*Yapılacaklar*
1. Tasavvuf ve tekfir konulu metinde «Tasavvuf erbabı geçmiş ve şimdiki» sözleriyle başlayan paragrafı madde listesine dönüştürün. Ana bilgilerin hepsi korunsun.
2. Tasavvuf ve tekfir konulu metni son cümlesinden sonra gelecek şekilde sürdürün.

*Seçilen Metin*
-------------------------

Tasavvuf erbabı geçmiş ve şimdiki âlimlerinden bu tür sözleri işitiği zaman bu sözleri normal görmemeliler. Bilmeden o sözleri savunmaya kalkıp karşı tarafı tekfir etmemeliler. O sözün küfür sözü olduğunu kabul edilmesi gerek. Yoksa her cemaat âlimlerini körü körüne savunursa kötü niyetli şeyhlerin, ajanların İslam’a zarar verecek sözleri bazı cemaatler tarafından güzel görülebilir. Bu da zamanla İslam’a büyük zararlar verebilir. Bu caiz olmayan hoş görüyü malasef bazıları yapmaktadırlar.
Biz ehli sünnet vel cemaat mezhebi mensupları olarak o küfür sözlerinden dolayı, o sözleri söyleyenleri tekfir etmeyiz. Tekfir etmememiz, o sözlerin küfür sözleri olmadığı anlamına gelmez.
O sözler haddi zatında küfür içerikli sözlerdir. Fakat biz ehl-i sünnet itikadı gereği tekfirden uzak dururuz. Bunun için o sözlerin aslını araştırıp tevil etmeye çalışırız.
İmam-ı Rabbani Hazretleri cem makamını geçerken söylenen sözlerin şeriate uymadığını şeriate uymayanın da hakikat olamayacağını söylediği gibi biz tasavvuf ehli olarak Şeriate uymayan hiçbir sözü kim söylerse söylesin kabul etmeyiz hoş görmeyiz.
Bayram Hoca İmam-ı Rabbani Hazretleri’nin öyle bir söz söylemediğini ifade etmişitir. İmam-ı Rabbani Hazretleri’nin, Şeyh Hamid Nehari’ye yazdığı 393. Mektupta Aynü’l-Kuzat’ın, Temhidat aldı eserinde söylenen:
“O ki, siz İlâh olarak bilirsiniz, bize göre Muhammed (Sallallahu Aleyhi ve Sellem) olmaktadır. O ki, siz Muhammed (Sallallahu Aleyhi ve Sellem) olarak bilirsiniz, bize göre yüce Sultan İlâh’tır.” diye söyleyenlerin sözünün açıklanmasını İmam-ı Rabbani Hazretileri şöyle açıklıyor:
Bu misillu ibareler, tevhidden haber verip sekrin galebesi hallinde meşayihten sudur etmektedir. O sekrin galebesi dahi, cem mertebesi bu tarikat küfrü… diye anlatılır.
Bu halde iken bu makamda olanlar sekrin galebesi hallinde Allah’tan başka bir şey görmezler onun için zahirde küfür gibi gözüken acayip sözler söylerler.Yukardaki sözü söyleyenler şöyle hissederler: “Sizin Allah ve Muhammed’i farklı görmeniz bize göre öyle değildir. İkisi birbirinin gayrı değildir. Birlerden bir bir değil, ikincisi olmayan (ehad) bir olarak görüyoruz. İkincisi olmaktan münezzeh görüyoruz” diyorlar.” Yani, ikinci bir varlık olmadığına göre Hazreti Muhammed ondan nasıl ayrı olabilir.” diyorlar, diyor İmam-ı Rabbani Hazretleri.

-------------------------

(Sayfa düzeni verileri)

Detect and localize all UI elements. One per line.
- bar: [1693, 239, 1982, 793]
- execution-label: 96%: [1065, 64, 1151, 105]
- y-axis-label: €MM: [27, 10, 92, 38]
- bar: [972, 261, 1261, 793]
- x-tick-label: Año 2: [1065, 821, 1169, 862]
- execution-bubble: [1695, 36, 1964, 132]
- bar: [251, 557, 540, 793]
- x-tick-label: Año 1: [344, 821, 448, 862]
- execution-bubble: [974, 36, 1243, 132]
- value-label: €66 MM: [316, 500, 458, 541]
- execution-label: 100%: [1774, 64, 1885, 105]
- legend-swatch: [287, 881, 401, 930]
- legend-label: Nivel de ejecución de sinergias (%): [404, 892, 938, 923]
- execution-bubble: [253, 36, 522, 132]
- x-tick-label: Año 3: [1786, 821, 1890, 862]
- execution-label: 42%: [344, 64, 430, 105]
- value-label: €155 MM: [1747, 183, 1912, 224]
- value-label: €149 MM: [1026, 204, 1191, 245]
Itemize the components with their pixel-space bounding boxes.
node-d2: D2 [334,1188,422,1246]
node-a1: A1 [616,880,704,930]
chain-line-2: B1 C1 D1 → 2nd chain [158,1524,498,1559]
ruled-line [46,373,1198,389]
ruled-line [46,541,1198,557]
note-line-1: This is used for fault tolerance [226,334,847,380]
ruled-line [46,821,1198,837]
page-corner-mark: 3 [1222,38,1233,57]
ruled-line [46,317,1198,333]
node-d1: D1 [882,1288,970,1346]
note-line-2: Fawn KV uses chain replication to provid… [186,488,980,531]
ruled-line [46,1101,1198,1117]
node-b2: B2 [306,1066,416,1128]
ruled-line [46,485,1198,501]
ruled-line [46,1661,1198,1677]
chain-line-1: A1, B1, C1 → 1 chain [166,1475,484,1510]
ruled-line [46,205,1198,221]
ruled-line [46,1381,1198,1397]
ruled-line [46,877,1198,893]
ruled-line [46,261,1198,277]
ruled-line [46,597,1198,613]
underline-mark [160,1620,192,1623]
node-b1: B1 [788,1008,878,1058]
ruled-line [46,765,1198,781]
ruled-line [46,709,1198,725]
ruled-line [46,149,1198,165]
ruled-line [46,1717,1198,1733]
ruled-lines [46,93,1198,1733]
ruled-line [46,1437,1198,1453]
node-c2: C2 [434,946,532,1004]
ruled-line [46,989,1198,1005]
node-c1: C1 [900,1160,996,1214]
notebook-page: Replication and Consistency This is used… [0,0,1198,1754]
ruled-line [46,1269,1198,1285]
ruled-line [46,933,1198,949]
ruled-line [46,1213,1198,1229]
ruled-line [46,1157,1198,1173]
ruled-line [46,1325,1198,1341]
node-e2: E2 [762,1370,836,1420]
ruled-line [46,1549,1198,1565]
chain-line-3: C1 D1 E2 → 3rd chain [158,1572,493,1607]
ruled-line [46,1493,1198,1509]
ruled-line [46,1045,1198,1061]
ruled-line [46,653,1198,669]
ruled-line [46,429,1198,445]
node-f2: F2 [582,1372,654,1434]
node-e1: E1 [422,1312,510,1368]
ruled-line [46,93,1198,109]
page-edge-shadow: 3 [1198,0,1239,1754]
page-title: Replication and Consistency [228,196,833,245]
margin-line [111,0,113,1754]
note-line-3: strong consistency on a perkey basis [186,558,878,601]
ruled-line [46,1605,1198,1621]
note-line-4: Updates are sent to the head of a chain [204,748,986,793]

-------------------------

*Görev Sonuçları*
1.
- Tasavvuf ehli, geçmiş ve bugünkü âlimlerinden bu tür sözler işittiğinde bunları olağan karşılamamalıdır.
- Bu sözleri bilmeden savunup karşı tarafı tekfir etmemelidir.
- Söz konusu sözün küfür sözü olduğu kabul edilmelidir.
- Her cemaat âlimlerini körü körüne savunursa kötü niyetli şeyhlerin ve ajanların İslam'a zarar verecek sözleri bazı cemaatlerce güzel görülebilir. Bu durum zamanla İslam'a büyük zararlar verebilir.
- Ne yazık ki bazıları bu caiz olmayan hoşgörüyü göstermektedir.

2.
“Evvel, ahir, zâhir, bâtın Allah (Celle Celâlulû) olduğuna göre, ikinci bir varlığa mahal kalmıyor demek, cem’ül-cem makamındaki bir hal, salik tamamen bir gaybûbet halindedir. Kendini böyle bir duyma ve hissetme zemzemesi içinde bulan hak yolcusu, artık ne başkalarını ne de kendini duymaz hissetmez.
Hak’tan gayrı her şeyi, O’nun ziya-i vücûdunun bir gölgesinin gölgesi olması itibarıyla unutur ve bütün benliğiyle asla yönelir. O halde Allah (Celle Celalühü) başka bir varlık düşünemez.
İşte bu haldeyken ikinci bir varlığı göremediği için Hazreti Muhammed Allah (Celle Celalühü)’tan nasıl ayrı olabilir, diyerek bir görüyolar. Bu bir görme, bizim anladığımız eşit anlamında değildir.
Bu görüş, cem mertebesine mahsustur. Kişi bu makamdan geçtiği zaman, yine yaratılanları ve yaratanı, tıpkı en başta olduğu gibi farklı bulurlar. Allah tektir eşi benzeri yoktur. Hazreti Muhammed (Sallallahu Aleyhi ve Sellem)’in Allah’ın kulu ve elçisi olduğu gerçeğine döner ikisini aynı değil, farklı görür. Yani sülûkün sonunda varılan yer, yine şeriatin hakikat olduğu, şeriatin haricinde hakikat olmadığıdır. Şeriate uymayan hakikat, hakikat değildir. Yani cem makamını geçerken söylenen sözlerin, şeriate uymadığını, şeriate uymayanın da hakikat olamayacağını söylüyor. İmam-ı Rabbani Hazretleri:
Hallac-ı Mansur’un, bu makamdan çıkıp normale dönmesi lazımdı. Dönemediği için yargılandı ve öldürüldü. Fakat o kararı veren tasavvuf âlimleri ve diğerleri Hallac-ı Mansur’u tekfir etmedi.
Bu makamından çıkamayan Hallac-ı Mansur “Enel-Hak“dedi. Bu sözün anlamı, (Ben Hakkım) demek ise de (Haktan başka hiç kimse yok) demek istemişti.
Bu makamda Hak’tan gayri her şeyi, O’nun ziya-i vücudunun bir gölgesinin gölgesi olması itibarıyla unutur ve bütün benliğiyle asla yönelir.
Hallac-ı Mansur, o halde Allah (Celle Celalühü)’tan başka bir varlık düşünemediği için, kendini de yok gördüğü için “Ben Hakk’ım!” derken kendini değil, Allah Celle Celaluhû’yu kasdetmiştir. Çünkü Allah Celle Celaluhû’dan başka bir varlık düşünmüyor, görmüyordu. Mekkeli müşrikler bile Allah eşittir putlarımız, dememişken olayı bu yöne çekmeye çalışıp böyle olduğunu insanlara anlatmaya çalışanlar var. Ya yukarda anlatılanları bilmediğinden ya da art niyetli kimseler olduğu için böyle konuşuyorlar.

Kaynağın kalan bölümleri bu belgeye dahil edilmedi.